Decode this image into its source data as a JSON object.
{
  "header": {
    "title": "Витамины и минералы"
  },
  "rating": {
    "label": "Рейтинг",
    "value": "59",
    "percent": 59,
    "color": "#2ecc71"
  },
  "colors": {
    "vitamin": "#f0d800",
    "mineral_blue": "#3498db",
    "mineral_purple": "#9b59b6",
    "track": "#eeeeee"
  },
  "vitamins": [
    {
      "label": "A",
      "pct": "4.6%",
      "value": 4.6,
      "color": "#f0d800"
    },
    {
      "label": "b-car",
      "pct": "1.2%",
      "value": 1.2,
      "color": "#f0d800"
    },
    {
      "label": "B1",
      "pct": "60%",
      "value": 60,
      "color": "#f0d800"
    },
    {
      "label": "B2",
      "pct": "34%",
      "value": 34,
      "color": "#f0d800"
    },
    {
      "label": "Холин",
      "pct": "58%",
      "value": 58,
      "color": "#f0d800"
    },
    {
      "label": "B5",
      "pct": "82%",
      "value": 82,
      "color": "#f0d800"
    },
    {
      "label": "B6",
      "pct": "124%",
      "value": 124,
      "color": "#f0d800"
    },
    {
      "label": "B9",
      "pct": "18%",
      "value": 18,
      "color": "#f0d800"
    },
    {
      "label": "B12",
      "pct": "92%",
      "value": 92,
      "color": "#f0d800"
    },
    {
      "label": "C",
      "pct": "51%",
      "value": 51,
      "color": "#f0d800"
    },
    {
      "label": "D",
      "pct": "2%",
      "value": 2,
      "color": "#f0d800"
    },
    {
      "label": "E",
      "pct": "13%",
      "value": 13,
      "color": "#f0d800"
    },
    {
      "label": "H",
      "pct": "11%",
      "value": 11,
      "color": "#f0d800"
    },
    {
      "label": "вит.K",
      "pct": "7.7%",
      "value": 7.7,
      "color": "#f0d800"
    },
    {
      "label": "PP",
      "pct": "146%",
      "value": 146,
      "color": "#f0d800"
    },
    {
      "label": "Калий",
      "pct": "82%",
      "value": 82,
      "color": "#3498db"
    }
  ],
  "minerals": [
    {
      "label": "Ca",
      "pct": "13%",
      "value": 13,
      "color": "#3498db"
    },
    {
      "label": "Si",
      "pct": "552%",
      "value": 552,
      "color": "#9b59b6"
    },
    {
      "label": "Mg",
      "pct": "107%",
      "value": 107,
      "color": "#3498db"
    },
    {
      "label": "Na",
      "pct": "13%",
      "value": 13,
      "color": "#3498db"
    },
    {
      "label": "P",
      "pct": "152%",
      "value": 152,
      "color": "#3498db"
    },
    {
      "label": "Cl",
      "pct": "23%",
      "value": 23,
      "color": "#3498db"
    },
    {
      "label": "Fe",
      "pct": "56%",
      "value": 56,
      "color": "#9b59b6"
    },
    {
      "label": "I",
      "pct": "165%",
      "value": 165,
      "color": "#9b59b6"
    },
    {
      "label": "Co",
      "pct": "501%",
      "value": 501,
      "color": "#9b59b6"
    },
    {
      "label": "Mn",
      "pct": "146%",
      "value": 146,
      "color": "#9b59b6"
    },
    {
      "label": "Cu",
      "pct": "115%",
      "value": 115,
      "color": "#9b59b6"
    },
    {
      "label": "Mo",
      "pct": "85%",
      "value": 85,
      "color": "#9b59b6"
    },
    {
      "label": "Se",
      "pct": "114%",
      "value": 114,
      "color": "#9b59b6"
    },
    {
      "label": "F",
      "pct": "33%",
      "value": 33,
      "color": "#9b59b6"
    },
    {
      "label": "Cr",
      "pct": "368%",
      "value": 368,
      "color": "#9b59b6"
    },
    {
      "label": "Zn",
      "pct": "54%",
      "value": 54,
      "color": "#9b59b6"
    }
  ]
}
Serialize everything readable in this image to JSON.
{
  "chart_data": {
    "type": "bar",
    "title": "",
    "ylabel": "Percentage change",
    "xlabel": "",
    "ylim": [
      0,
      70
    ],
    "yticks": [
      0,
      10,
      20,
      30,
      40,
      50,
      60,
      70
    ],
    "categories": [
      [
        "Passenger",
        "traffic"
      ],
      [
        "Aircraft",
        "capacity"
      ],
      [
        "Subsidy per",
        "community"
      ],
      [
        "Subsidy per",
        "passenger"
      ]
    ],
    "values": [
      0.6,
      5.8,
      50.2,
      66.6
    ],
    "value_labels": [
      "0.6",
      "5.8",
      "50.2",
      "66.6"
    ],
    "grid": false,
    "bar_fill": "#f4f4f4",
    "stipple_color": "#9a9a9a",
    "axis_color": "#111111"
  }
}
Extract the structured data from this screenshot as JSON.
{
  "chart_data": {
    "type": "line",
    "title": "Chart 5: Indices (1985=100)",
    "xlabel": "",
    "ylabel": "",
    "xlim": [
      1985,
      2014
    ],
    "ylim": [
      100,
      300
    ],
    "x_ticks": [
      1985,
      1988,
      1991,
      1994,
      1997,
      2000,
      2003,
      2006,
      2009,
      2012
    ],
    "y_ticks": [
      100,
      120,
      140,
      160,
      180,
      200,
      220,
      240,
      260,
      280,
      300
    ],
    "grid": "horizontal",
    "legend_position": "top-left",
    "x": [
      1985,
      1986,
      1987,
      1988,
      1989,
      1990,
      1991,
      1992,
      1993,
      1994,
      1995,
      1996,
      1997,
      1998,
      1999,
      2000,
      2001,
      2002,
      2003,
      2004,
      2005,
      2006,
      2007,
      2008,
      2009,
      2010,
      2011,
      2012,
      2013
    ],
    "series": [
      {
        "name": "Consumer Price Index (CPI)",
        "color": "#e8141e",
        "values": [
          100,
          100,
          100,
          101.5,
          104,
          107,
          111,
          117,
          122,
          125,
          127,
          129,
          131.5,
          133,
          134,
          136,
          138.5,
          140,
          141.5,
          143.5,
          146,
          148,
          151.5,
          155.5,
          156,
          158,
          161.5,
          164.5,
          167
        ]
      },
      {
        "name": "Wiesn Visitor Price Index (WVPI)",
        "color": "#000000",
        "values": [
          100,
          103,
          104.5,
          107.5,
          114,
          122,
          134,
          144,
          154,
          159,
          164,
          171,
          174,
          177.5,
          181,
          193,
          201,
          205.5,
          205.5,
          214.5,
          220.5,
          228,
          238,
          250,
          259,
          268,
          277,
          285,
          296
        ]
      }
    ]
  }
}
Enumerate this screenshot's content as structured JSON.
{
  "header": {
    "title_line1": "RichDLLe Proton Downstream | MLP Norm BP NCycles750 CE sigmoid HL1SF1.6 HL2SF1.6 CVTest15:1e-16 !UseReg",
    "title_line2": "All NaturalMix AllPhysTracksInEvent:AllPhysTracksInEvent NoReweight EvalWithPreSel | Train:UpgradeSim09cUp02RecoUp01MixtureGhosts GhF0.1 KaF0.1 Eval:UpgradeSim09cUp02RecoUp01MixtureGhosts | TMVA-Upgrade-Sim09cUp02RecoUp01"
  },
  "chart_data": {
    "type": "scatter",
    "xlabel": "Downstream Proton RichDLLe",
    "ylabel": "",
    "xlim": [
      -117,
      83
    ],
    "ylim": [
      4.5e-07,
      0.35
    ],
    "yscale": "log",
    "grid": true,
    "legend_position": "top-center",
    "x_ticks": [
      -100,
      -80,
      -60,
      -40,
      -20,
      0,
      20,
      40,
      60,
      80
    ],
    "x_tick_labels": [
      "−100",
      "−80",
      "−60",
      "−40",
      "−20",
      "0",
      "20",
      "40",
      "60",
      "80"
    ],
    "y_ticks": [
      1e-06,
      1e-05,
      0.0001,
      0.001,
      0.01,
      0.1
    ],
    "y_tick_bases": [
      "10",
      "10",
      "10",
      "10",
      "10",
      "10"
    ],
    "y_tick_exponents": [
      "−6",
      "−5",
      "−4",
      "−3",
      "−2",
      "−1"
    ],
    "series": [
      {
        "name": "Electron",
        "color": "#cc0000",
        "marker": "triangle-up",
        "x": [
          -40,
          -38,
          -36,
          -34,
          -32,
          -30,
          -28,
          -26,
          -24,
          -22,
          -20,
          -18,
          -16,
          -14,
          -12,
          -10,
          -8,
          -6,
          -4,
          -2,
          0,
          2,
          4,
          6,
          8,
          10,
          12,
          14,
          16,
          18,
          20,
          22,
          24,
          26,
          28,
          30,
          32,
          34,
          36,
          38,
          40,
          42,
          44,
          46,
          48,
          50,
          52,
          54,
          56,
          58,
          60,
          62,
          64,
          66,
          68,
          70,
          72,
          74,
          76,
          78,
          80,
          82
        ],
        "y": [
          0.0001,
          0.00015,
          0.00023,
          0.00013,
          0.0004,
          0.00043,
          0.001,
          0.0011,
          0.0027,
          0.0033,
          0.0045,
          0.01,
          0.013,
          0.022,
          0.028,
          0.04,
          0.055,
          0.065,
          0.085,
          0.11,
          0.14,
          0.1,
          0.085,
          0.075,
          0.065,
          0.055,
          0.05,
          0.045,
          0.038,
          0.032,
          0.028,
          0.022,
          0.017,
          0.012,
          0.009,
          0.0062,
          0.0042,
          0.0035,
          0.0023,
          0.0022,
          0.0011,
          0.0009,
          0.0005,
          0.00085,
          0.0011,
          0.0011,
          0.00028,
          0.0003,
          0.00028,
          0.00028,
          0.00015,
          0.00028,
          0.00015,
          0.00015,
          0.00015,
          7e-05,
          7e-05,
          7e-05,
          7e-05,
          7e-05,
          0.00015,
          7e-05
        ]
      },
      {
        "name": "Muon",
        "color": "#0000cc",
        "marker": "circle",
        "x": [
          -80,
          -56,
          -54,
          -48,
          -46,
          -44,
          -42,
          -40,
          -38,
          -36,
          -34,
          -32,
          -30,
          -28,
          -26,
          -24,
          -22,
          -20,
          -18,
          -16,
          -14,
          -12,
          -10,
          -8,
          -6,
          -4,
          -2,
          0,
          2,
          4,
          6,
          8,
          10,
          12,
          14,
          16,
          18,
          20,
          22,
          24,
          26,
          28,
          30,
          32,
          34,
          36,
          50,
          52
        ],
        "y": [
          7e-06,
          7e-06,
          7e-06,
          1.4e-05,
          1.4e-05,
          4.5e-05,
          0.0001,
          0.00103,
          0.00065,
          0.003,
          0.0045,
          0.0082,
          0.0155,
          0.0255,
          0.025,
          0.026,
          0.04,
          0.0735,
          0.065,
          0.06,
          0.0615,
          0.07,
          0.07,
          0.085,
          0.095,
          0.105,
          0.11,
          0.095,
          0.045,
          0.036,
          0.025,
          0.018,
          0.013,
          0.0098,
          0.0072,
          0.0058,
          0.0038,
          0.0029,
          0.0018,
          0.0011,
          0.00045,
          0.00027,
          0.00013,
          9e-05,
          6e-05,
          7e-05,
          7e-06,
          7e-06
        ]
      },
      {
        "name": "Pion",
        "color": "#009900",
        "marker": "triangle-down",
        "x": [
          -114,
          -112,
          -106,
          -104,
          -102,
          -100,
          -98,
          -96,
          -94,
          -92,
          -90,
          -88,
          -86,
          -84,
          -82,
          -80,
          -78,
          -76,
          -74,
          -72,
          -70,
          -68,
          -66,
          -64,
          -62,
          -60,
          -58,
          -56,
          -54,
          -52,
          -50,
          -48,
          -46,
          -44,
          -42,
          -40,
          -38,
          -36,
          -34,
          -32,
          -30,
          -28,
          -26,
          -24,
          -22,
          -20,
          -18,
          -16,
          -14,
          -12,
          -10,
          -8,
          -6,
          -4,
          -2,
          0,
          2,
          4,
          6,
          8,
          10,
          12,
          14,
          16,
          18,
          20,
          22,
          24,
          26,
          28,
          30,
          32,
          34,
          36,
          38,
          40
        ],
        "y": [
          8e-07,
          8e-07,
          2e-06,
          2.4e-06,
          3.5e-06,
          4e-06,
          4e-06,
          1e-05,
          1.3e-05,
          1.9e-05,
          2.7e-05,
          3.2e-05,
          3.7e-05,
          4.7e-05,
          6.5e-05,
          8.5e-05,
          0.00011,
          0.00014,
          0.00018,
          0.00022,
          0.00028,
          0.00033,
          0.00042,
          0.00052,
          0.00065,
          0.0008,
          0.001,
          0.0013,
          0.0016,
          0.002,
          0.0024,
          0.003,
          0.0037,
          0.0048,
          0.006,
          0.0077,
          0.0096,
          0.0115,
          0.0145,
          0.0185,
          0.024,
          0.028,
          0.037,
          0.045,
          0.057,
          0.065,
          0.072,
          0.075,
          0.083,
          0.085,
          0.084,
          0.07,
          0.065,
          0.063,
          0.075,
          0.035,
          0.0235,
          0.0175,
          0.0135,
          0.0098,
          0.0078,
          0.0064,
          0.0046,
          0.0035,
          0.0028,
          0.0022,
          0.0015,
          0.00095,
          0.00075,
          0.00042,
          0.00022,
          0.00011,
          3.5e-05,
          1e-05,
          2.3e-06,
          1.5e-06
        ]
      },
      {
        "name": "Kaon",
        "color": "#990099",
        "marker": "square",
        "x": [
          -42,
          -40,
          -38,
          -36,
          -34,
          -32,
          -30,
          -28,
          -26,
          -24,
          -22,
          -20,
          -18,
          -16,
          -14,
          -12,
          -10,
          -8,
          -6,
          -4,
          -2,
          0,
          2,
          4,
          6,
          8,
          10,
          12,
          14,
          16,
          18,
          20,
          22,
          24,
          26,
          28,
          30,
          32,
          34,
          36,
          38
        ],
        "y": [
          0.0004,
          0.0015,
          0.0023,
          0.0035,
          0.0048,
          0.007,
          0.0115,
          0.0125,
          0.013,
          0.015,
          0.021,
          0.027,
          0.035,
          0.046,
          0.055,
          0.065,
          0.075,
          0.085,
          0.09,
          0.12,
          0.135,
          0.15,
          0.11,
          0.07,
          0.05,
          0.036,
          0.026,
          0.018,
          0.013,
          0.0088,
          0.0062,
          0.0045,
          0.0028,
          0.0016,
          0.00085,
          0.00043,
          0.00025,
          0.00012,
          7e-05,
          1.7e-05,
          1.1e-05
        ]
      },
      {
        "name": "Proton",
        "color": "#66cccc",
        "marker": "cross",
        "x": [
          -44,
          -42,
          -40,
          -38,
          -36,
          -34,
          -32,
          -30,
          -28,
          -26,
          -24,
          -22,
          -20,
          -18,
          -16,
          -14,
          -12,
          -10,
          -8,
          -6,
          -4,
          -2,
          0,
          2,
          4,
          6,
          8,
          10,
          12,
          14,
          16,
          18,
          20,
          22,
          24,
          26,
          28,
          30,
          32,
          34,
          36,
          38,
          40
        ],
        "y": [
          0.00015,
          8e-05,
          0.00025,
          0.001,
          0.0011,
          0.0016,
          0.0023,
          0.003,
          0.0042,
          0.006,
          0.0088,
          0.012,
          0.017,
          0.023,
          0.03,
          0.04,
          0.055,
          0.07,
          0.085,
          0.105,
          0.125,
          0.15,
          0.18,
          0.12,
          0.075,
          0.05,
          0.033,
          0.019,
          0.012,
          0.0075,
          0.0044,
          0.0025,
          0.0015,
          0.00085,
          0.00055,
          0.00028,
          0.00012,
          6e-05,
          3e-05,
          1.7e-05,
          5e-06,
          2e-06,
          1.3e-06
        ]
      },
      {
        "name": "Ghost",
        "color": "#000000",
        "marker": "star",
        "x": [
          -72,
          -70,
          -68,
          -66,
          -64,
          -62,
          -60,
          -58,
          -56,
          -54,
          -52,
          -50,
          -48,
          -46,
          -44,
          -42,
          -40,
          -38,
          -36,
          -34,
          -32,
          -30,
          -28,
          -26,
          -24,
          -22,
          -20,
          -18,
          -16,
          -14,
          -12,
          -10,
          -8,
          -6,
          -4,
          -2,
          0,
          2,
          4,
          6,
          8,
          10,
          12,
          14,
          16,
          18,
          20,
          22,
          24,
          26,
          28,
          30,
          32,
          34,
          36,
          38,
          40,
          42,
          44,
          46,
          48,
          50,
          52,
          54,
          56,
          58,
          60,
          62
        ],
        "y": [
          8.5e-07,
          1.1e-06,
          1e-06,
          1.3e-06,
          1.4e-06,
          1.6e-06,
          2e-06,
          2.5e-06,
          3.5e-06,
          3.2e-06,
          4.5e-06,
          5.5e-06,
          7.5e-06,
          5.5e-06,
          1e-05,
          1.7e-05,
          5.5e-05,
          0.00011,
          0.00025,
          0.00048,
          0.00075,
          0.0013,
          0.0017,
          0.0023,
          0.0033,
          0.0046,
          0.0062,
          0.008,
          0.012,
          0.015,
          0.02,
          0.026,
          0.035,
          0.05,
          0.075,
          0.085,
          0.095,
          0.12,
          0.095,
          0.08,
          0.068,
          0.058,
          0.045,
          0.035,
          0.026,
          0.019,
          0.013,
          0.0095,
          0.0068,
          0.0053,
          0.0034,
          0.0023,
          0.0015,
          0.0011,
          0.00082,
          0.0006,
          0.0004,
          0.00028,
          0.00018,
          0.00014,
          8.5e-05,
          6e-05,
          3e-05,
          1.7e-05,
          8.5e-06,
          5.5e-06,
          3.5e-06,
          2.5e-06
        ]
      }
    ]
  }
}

(Task requirements): Extract all lines from the data in which "image" is found.

(Exercise output):
Decode this image into its source data as a JSON object.
Serialize everything readable in this image to JSON.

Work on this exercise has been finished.